[Data excerpts]
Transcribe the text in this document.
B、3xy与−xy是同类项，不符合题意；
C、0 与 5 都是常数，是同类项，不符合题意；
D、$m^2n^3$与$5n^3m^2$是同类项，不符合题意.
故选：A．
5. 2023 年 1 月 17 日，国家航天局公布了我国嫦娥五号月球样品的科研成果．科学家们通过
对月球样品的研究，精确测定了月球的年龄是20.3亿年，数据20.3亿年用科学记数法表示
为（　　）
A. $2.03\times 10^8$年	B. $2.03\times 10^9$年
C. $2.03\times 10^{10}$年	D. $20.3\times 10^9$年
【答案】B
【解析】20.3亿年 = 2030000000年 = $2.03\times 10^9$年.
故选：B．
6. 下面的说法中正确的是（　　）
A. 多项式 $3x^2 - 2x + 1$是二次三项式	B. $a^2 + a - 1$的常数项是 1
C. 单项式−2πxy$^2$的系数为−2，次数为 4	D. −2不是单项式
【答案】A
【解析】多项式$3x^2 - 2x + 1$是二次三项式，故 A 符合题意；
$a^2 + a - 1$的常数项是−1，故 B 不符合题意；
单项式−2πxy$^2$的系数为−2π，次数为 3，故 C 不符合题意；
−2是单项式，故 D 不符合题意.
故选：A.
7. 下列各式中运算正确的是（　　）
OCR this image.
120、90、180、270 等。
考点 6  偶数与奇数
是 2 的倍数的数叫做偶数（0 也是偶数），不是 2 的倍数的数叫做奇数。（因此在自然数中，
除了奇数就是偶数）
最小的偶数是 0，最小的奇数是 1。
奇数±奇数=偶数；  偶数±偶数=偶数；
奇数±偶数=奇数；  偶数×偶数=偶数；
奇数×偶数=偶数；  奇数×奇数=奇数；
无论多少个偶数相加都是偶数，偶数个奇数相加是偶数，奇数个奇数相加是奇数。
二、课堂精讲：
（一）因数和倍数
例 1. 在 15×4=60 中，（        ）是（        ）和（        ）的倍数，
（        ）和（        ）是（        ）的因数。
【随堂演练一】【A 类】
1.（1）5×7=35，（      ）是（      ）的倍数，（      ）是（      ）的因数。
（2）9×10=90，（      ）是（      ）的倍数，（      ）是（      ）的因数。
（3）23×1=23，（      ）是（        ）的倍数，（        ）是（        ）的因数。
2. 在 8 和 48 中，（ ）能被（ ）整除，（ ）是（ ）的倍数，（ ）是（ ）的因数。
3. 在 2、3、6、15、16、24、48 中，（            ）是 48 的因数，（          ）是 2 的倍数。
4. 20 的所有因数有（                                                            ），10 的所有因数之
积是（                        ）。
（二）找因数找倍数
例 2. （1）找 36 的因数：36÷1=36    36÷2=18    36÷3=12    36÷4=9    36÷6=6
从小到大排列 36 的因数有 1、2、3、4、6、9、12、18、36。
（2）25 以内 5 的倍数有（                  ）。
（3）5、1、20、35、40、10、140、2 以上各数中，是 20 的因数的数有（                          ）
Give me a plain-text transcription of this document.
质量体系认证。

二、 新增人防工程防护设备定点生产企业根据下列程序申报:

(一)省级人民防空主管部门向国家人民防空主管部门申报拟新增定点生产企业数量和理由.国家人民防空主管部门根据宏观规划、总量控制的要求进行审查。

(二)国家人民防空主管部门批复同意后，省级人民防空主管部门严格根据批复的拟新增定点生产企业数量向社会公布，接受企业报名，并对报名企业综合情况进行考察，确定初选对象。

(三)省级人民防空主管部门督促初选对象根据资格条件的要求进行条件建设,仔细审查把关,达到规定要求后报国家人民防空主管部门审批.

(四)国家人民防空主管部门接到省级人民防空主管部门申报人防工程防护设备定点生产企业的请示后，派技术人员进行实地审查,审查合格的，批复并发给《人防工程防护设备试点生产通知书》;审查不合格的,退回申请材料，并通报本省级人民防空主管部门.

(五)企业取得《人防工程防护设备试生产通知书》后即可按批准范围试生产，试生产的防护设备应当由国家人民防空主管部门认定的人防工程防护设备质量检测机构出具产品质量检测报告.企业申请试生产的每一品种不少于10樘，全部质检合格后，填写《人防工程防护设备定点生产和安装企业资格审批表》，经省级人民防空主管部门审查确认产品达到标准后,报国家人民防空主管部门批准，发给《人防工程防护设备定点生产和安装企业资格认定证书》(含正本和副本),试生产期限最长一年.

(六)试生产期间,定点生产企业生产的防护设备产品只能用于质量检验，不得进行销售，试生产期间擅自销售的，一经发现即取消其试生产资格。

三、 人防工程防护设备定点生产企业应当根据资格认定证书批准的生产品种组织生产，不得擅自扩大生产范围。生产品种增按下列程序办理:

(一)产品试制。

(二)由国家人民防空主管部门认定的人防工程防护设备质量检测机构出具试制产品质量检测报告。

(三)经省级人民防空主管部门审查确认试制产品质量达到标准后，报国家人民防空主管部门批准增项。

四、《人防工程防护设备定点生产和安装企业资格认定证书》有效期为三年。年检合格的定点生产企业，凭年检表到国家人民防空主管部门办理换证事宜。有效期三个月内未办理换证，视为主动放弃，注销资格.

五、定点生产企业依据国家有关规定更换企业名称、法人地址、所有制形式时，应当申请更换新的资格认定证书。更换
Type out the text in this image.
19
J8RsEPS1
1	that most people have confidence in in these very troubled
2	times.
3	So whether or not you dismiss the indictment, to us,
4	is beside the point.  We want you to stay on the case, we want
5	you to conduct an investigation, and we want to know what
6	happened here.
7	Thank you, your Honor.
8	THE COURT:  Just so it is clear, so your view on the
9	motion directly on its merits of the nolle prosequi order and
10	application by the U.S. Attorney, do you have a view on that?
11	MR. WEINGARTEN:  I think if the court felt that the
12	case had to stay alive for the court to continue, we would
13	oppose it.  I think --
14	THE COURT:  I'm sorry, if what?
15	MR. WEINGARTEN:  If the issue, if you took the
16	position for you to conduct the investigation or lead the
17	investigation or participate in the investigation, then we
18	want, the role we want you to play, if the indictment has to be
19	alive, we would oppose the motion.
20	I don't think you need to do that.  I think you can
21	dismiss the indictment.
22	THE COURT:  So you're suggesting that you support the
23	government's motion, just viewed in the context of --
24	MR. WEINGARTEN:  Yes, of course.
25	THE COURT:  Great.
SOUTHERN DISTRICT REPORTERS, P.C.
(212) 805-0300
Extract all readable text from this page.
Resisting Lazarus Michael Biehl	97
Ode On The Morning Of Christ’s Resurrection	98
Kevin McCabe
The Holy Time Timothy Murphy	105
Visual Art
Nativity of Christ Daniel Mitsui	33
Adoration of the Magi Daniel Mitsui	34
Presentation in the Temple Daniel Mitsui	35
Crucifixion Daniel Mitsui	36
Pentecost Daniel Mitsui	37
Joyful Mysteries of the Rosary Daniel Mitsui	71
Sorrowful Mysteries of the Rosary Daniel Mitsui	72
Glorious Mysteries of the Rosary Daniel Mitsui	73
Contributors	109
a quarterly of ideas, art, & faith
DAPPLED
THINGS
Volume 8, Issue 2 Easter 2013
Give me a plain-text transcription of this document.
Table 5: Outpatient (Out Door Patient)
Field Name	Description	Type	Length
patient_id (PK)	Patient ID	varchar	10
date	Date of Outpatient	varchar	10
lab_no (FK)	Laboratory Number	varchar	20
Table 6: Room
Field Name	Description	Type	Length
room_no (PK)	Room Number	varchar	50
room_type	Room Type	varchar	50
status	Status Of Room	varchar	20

▶ INSTRUCTIONS FOR THE TASK: From the entries above, copy every line that holds the word "Mysteries".

▶ RESULT OF THE EXERCISE:
Joyful Mysteries of the Rosary Daniel Mitsui	71
Sorrowful Mysteries of the Rosary Daniel Mitsui	72
Glorious Mysteries of the Rosary Daniel Mitsui	73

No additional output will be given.